:: Provided records

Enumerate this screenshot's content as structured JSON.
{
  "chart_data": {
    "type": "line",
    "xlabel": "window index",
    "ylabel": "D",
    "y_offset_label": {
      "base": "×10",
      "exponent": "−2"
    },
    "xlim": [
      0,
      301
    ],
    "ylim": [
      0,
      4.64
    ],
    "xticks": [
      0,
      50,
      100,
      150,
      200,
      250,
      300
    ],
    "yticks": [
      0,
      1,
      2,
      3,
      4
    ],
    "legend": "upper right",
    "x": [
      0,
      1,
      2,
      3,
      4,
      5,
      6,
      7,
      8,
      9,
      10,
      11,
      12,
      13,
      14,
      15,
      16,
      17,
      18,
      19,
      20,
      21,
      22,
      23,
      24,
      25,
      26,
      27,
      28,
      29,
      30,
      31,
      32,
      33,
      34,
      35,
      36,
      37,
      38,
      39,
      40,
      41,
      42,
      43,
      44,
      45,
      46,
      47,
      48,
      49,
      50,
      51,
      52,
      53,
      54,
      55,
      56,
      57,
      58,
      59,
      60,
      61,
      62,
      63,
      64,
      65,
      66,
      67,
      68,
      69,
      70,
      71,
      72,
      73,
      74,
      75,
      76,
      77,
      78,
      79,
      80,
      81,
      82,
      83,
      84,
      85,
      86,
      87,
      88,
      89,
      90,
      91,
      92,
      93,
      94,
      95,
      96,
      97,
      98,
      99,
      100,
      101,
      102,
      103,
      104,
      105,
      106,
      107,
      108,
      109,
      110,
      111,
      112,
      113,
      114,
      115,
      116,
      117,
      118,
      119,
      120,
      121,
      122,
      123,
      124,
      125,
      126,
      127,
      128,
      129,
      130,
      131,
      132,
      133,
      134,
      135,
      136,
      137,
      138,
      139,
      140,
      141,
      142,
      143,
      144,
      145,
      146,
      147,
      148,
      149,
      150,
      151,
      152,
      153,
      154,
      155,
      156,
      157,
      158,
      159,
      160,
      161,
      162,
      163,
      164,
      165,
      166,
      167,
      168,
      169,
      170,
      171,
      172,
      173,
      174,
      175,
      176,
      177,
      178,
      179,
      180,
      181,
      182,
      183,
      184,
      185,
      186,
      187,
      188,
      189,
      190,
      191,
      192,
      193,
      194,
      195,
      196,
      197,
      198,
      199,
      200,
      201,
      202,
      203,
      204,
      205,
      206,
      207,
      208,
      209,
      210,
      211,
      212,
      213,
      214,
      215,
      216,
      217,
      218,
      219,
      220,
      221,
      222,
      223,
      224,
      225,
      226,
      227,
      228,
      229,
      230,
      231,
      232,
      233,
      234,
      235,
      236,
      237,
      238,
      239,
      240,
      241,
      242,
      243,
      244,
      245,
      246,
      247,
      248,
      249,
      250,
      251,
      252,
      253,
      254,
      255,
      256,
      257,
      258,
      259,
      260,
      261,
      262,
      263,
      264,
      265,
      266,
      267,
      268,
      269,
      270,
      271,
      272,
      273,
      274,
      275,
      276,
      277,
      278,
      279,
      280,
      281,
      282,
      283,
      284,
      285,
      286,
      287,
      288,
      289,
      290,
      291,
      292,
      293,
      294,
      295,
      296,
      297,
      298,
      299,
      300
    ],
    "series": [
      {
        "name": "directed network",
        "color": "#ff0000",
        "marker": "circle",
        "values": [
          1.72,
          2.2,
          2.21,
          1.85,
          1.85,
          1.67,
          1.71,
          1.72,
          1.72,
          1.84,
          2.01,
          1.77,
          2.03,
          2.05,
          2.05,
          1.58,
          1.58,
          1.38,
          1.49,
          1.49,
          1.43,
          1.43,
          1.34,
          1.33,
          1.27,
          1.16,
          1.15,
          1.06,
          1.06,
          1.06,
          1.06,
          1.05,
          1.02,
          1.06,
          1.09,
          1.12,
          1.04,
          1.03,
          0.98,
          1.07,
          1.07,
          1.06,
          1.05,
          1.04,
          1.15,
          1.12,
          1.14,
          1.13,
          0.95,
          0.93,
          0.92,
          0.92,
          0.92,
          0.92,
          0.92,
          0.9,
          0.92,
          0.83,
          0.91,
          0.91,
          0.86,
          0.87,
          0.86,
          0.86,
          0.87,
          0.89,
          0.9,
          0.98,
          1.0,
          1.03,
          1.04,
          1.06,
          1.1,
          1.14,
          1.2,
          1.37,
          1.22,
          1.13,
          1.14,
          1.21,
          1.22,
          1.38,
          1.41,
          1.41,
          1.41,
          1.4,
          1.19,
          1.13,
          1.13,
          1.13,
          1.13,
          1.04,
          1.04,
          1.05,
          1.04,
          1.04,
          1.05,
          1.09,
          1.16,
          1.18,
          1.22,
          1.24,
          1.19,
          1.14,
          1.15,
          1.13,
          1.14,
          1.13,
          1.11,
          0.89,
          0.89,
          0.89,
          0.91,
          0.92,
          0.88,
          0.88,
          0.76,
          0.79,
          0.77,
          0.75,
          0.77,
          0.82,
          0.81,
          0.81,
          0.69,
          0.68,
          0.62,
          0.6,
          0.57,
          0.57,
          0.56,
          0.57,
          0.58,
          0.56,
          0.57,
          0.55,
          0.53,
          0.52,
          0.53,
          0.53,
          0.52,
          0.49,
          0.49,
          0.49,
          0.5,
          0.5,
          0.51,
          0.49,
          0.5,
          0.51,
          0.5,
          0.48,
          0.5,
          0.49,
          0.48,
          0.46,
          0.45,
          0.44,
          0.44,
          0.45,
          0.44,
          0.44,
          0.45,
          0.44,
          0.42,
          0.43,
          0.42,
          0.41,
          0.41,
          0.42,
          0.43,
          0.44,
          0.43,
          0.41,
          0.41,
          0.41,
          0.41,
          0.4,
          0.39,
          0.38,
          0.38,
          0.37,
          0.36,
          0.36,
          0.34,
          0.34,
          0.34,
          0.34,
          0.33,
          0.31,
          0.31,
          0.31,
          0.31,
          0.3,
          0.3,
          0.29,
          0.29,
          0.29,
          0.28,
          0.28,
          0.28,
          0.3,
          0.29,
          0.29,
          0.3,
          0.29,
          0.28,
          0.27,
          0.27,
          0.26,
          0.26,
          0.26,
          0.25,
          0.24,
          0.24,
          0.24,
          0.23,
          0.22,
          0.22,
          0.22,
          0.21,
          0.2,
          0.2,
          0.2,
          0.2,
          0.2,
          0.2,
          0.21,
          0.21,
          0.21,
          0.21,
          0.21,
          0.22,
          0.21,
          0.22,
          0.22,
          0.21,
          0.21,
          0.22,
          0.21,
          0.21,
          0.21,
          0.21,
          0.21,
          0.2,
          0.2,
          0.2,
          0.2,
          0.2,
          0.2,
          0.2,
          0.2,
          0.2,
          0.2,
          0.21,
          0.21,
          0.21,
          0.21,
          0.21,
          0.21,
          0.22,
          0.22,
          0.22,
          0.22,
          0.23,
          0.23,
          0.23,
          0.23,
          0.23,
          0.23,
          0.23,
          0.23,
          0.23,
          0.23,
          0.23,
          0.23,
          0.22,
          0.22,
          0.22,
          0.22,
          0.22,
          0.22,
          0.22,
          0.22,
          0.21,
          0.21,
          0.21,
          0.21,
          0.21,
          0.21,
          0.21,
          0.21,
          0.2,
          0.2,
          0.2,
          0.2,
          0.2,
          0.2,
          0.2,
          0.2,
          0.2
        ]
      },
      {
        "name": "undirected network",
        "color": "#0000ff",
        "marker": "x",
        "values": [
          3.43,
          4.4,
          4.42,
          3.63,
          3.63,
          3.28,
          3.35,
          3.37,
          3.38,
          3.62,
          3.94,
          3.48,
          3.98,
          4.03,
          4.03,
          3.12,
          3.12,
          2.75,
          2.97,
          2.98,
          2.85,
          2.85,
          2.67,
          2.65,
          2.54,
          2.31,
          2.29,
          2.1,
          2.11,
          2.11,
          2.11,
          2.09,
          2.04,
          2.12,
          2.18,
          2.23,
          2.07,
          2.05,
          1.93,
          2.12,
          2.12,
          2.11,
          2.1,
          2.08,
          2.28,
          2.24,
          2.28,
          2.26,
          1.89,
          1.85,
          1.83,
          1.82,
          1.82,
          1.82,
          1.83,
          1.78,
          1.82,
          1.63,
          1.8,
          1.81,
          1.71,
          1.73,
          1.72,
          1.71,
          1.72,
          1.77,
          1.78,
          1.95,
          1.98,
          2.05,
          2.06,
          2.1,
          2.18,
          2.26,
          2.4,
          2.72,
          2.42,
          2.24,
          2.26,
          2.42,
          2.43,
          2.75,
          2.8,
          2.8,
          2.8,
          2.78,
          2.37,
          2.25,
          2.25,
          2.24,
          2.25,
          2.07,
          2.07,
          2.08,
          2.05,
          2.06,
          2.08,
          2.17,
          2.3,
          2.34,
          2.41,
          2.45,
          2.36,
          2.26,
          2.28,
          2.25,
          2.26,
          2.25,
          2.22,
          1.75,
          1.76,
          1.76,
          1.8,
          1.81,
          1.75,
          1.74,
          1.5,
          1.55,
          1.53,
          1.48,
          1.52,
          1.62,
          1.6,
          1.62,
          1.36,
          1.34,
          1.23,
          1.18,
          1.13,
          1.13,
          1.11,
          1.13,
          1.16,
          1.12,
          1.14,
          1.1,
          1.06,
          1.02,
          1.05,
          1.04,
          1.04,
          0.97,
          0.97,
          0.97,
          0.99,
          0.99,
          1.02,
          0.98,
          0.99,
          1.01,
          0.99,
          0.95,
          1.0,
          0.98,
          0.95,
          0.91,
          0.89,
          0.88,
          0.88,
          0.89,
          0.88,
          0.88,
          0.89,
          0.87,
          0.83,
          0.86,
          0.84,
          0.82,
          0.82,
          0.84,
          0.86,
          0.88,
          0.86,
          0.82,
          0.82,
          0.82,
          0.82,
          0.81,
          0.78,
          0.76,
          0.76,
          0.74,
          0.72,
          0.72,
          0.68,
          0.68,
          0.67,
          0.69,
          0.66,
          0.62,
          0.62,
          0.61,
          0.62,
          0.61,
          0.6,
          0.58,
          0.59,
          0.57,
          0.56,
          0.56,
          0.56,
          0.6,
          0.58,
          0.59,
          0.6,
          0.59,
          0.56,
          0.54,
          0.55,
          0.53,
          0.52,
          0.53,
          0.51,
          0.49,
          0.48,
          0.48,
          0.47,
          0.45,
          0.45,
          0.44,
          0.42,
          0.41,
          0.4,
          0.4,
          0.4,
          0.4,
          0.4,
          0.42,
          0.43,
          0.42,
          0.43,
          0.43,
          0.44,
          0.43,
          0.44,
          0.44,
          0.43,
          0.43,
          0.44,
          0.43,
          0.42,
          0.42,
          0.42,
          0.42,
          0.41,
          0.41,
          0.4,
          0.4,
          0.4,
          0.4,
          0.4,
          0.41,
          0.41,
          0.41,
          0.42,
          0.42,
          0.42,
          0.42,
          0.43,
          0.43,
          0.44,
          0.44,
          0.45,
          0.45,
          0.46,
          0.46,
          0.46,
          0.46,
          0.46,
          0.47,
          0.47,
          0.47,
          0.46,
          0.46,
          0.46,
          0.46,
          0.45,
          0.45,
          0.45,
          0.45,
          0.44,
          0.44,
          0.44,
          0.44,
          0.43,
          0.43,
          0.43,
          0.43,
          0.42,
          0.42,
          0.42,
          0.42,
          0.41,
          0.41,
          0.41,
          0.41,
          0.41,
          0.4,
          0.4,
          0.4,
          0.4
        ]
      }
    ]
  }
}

::::

_Exercise goal_
Filter the records, keeping only lines that contain "network", and show those lines.

_The answer_
        "name": "directed network",
        "name": "undirected network",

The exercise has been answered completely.